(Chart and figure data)
>> Begin
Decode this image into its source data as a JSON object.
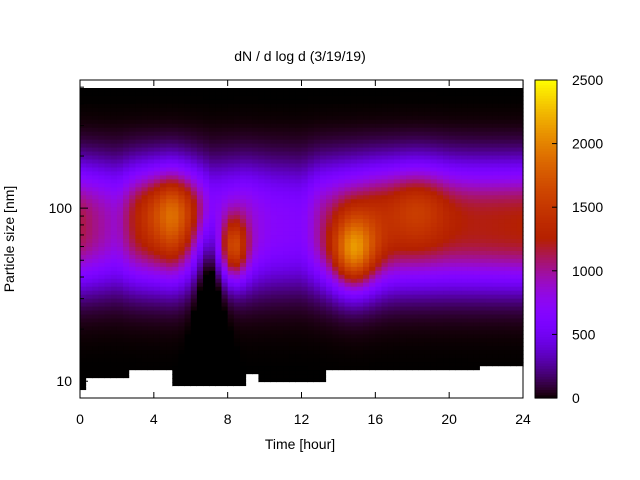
{
  "chart_data": {
    "type": "heatmap",
    "title": "dN / d log d (3/19/19)",
    "xlabel": "Time [hour]",
    "ylabel": "Particle size [nm]",
    "x_range": [
      0,
      24
    ],
    "x_ticks": [
      0,
      4,
      8,
      12,
      16,
      20,
      24
    ],
    "x_tick_labels": [
      "0",
      "4",
      "8",
      "12",
      "16",
      "20",
      "24"
    ],
    "y_scale": "log",
    "y_range": [
      8,
      550
    ],
    "y_ticks": [
      10,
      100
    ],
    "y_tick_labels": [
      "10",
      "100"
    ],
    "colorbar": {
      "min": 0,
      "max": 2500,
      "ticks": [
        0,
        500,
        1000,
        1500,
        2000,
        2500
      ],
      "tick_labels": [
        "0",
        "500",
        "1000",
        "1500",
        "2000",
        "2500"
      ],
      "palette": "gnuplot pm3d (black-purple-red-orange-yellow)"
    },
    "grid": false,
    "legend": "none",
    "modes": [
      {
        "time_h": 0.0,
        "size_nm": 115,
        "peak": 1380
      },
      {
        "time_h": 5.5,
        "size_nm": 105,
        "peak": 1550
      },
      {
        "time_h": 8.3,
        "size_nm": 60,
        "peak": 1650
      },
      {
        "time_h": 14.8,
        "size_nm": 60,
        "peak": 1900
      },
      {
        "time_h": 18.5,
        "size_nm": 105,
        "peak": 1480
      },
      {
        "time_h": 23.0,
        "size_nm": 110,
        "peak": 1380
      }
    ],
    "lower_size_limit_nm": [
      {
        "time_h": 0.0,
        "size_nm": 8.7
      },
      {
        "time_h": 0.4,
        "size_nm": 10.5
      },
      {
        "time_h": 2.7,
        "size_nm": 11.8
      },
      {
        "time_h": 5.0,
        "size_nm": 9.2
      },
      {
        "time_h": 9.0,
        "size_nm": 10.8
      },
      {
        "time_h": 9.8,
        "size_nm": 10.0
      },
      {
        "time_h": 13.5,
        "size_nm": 11.3
      },
      {
        "time_h": 17.0,
        "size_nm": 11.8
      },
      {
        "time_h": 19.5,
        "size_nm": 11.3
      },
      {
        "time_h": 21.7,
        "size_nm": 12.0
      },
      {
        "time_h": 24.0,
        "size_nm": 12.0
      }
    ]
  }
}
>> End
[Exercise prompt] Copy out each line of the data where the string "peak" appears.

[Task result]
        "peak": 1380
        "peak": 1550
        "peak": 1650
        "peak": 1900
        "peak": 1480
        "peak": 1380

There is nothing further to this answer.